===== Materials provided =====

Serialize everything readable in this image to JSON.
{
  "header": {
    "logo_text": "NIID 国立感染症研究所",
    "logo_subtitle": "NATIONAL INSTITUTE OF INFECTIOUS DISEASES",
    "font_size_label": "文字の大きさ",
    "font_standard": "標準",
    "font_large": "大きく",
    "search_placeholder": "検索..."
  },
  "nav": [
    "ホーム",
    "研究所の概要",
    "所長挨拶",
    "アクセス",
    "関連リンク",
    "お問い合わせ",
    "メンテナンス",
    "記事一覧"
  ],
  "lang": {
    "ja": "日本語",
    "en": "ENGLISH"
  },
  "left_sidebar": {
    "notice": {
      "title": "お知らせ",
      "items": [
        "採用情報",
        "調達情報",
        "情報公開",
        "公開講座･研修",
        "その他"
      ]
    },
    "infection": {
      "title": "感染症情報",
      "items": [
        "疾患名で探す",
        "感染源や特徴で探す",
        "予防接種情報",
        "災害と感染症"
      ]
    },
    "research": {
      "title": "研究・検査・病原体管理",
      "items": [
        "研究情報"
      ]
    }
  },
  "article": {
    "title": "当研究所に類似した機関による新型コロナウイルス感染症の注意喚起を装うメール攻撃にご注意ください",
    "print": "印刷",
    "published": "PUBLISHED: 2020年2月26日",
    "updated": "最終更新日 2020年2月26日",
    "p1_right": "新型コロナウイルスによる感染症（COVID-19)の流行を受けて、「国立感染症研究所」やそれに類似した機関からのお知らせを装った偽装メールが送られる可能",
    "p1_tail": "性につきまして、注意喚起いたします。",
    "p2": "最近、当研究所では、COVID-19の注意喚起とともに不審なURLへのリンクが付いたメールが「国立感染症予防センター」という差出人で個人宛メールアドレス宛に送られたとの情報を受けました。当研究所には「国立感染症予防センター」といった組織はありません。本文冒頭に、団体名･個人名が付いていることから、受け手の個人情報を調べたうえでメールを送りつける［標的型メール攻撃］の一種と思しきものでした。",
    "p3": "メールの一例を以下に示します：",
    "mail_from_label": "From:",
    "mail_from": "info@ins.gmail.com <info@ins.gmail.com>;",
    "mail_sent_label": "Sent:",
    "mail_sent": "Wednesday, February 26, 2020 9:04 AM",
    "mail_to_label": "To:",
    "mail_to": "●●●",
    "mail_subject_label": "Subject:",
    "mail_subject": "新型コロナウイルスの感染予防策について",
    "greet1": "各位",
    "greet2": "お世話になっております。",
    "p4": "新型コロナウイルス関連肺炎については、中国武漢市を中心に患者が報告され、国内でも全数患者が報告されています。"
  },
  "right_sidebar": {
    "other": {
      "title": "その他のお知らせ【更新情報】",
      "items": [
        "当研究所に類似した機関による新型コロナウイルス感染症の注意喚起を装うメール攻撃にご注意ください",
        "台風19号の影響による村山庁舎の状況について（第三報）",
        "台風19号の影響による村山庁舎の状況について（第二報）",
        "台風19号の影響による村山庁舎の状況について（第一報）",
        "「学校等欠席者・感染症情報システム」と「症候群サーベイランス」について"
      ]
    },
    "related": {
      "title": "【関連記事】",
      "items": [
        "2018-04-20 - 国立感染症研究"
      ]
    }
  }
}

=====

**Instructions for the task:** Every record above must be duplicated exactly.

**Written answer:**
Serialize everything readable in this image to JSON.
{
  "header": {
    "logo_text": "NIID 国立感染症研究所",
    "logo_subtitle": "NATIONAL INSTITUTE OF INFECTIOUS DISEASES",
    "font_size_label": "文字の大きさ",
    "font_standard": "標準",
    "font_large": "大きく",
    "search_placeholder": "検索..."
  },
  "nav": [
    "ホーム",
    "研究所の概要",
    "所長挨拶",
    "アクセス",
    "関連リンク",
    "お問い合わせ",
    "メンテナンス",
    "記事一覧"
  ],
  "lang": {
    "ja": "日本語",
    "en": "ENGLISH"
  },
  "left_sidebar": {
    "notice": {
      "title": "お知らせ",
      "items": [
        "採用情報",
        "調達情報",
        "情報公開",
        "公開講座･研修",
        "その他"
      ]
    },
    "infection": {
      "title": "感染症情報",
      "items": [
        "疾患名で探す",
        "感染源や特徴で探す",
        "予防接種情報",
        "災害と感染症"
      ]
    },
    "research": {
      "title": "研究・検査・病原体管理",
      "items": [
        "研究情報"
      ]
    }
  },
  "article": {
    "title": "当研究所に類似した機関による新型コロナウイルス感染症の注意喚起を装うメール攻撃にご注意ください",
    "print": "印刷",
    "published": "PUBLISHED: 2020年2月26日",
    "updated": "最終更新日 2020年2月26日",
    "p1_right": "新型コロナウイルスによる感染症（COVID-19)の流行を受けて、「国立感染症研究所」やそれに類似した機関からのお知らせを装った偽装メールが送られる可能",
    "p1_tail": "性につきまして、注意喚起いたします。",
    "p2": "最近、当研究所では、COVID-19の注意喚起とともに不審なURLへのリンクが付いたメールが「国立感染症予防センター」という差出人で個人宛メールアドレス宛に送られたとの情報を受けました。当研究所には「国立感染症予防センター」といった組織はありません。本文冒頭に、団体名･個人名が付いていることから、受け手の個人情報を調べたうえでメールを送りつける［標的型メール攻撃］の一種と思しきものでした。",
    "p3": "メールの一例を以下に示します：",
    "mail_from_label": "From:",
    "mail_from": "info@ins.gmail.com <info@ins.gmail.com>;",
    "mail_sent_label": "Sent:",
    "mail_sent": "Wednesday, February 26, 2020 9:04 AM",
    "mail_to_label": "To:",
    "mail_to": "●●●",
    "mail_subject_label": "Subject:",
    "mail_subject": "新型コロナウイルスの感染予防策について",
    "greet1": "各位",
    "greet2": "お世話になっております。",
    "p4": "新型コロナウイルス関連肺炎については、中国武漢市を中心に患者が報告され、国内でも全数患者が報告されています。"
  },
  "right_sidebar": {
    "other": {
      "title": "その他のお知らせ【更新情報】",
      "items": [
        "当研究所に類似した機関による新型コロナウイルス感染症の注意喚起を装うメール攻撃にご注意ください",
        "台風19号の影響による村山庁舎の状況について（第三報）",
        "台風19号の影響による村山庁舎の状況について（第二報）",
        "台風19号の影響による村山庁舎の状況について（第一報）",
        "「学校等欠席者・感染症情報システム」と「症候群サーベイランス」について"
      ]
    },
    "related": {
      "title": "【関連記事】",
      "items": [
        "2018-04-20 - 国立感染症研究"
      ]
    }
  }
}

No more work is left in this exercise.